(begin)

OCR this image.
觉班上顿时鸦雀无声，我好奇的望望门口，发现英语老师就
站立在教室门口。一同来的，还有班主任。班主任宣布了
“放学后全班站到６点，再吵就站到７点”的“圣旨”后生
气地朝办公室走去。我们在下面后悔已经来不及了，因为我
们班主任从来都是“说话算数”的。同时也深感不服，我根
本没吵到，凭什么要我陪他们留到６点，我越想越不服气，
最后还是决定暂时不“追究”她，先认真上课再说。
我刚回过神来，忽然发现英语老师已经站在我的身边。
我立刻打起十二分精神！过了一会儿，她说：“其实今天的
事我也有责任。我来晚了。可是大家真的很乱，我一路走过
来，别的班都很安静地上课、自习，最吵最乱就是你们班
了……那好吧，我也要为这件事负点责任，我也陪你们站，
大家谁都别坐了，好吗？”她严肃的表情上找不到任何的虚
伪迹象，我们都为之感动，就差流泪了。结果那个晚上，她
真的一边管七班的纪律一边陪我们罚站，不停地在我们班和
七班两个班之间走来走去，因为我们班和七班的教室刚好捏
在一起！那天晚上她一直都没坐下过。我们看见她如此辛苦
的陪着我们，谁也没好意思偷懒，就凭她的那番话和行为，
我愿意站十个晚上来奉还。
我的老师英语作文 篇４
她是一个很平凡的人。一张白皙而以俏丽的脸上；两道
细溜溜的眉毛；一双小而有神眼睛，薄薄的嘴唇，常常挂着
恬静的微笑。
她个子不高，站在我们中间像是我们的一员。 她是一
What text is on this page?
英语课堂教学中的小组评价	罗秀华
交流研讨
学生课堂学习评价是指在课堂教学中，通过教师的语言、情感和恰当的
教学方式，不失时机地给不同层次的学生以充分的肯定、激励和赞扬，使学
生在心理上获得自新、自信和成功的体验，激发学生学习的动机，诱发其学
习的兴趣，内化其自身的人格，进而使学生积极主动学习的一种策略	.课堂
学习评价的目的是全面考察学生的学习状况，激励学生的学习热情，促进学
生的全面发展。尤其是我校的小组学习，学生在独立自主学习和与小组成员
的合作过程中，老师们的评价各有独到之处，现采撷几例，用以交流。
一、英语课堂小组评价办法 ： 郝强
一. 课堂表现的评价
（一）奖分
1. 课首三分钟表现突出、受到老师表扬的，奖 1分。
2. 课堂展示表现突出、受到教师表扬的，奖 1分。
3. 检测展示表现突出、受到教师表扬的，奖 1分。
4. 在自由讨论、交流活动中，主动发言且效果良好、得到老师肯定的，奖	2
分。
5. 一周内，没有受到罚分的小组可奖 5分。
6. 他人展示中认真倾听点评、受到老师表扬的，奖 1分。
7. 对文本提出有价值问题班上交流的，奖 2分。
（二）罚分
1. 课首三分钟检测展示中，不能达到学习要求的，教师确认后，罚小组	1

(end)

• _PROMPT_
Go through the data and return every record exactly.

• _OUTPUT OF THE TASK_
OCR this image.
觉班上顿时鸦雀无声，我好奇的望望门口，发现英语老师就
站立在教室门口。一同来的，还有班主任。班主任宣布了
“放学后全班站到６点，再吵就站到７点”的“圣旨”后生
气地朝办公室走去。我们在下面后悔已经来不及了，因为我
们班主任从来都是“说话算数”的。同时也深感不服，我根
本没吵到，凭什么要我陪他们留到６点，我越想越不服气，
最后还是决定暂时不“追究”她，先认真上课再说。
我刚回过神来，忽然发现英语老师已经站在我的身边。
我立刻打起十二分精神！过了一会儿，她说：“其实今天的
事我也有责任。我来晚了。可是大家真的很乱，我一路走过
来，别的班都很安静地上课、自习，最吵最乱就是你们班
了……那好吧，我也要为这件事负点责任，我也陪你们站，
大家谁都别坐了，好吗？”她严肃的表情上找不到任何的虚
伪迹象，我们都为之感动，就差流泪了。结果那个晚上，她
真的一边管七班的纪律一边陪我们罚站，不停地在我们班和
七班两个班之间走来走去，因为我们班和七班的教室刚好捏
在一起！那天晚上她一直都没坐下过。我们看见她如此辛苦
的陪着我们，谁也没好意思偷懒，就凭她的那番话和行为，
我愿意站十个晚上来奉还。
我的老师英语作文 篇４
她是一个很平凡的人。一张白皙而以俏丽的脸上；两道
细溜溜的眉毛；一双小而有神眼睛，薄薄的嘴唇，常常挂着
恬静的微笑。
她个子不高，站在我们中间像是我们的一员。 她是一
What text is on this page?
英语课堂教学中的小组评价	罗秀华
交流研讨
学生课堂学习评价是指在课堂教学中，通过教师的语言、情感和恰当的
教学方式，不失时机地给不同层次的学生以充分的肯定、激励和赞扬，使学
生在心理上获得自新、自信和成功的体验，激发学生学习的动机，诱发其学
习的兴趣，内化其自身的人格，进而使学生积极主动学习的一种策略	.课堂
学习评价的目的是全面考察学生的学习状况，激励学生的学习热情，促进学
生的全面发展。尤其是我校的小组学习，学生在独立自主学习和与小组成员
的合作过程中，老师们的评价各有独到之处，现采撷几例，用以交流。
一、英语课堂小组评价办法 ： 郝强
一. 课堂表现的评价
（一）奖分
1. 课首三分钟表现突出、受到老师表扬的，奖 1分。
2. 课堂展示表现突出、受到教师表扬的，奖 1分。
3. 检测展示表现突出、受到教师表扬的，奖 1分。
4. 在自由讨论、交流活动中，主动发言且效果良好、得到老师肯定的，奖	2
分。
5. 一周内，没有受到罚分的小组可奖 5分。
6. 他人展示中认真倾听点评、受到老师表扬的，奖 1分。
7. 对文本提出有价值问题班上交流的，奖 2分。
（二）罚分
1. 课首三分钟检测展示中，不能达到学习要求的，教师确认后，罚小组	1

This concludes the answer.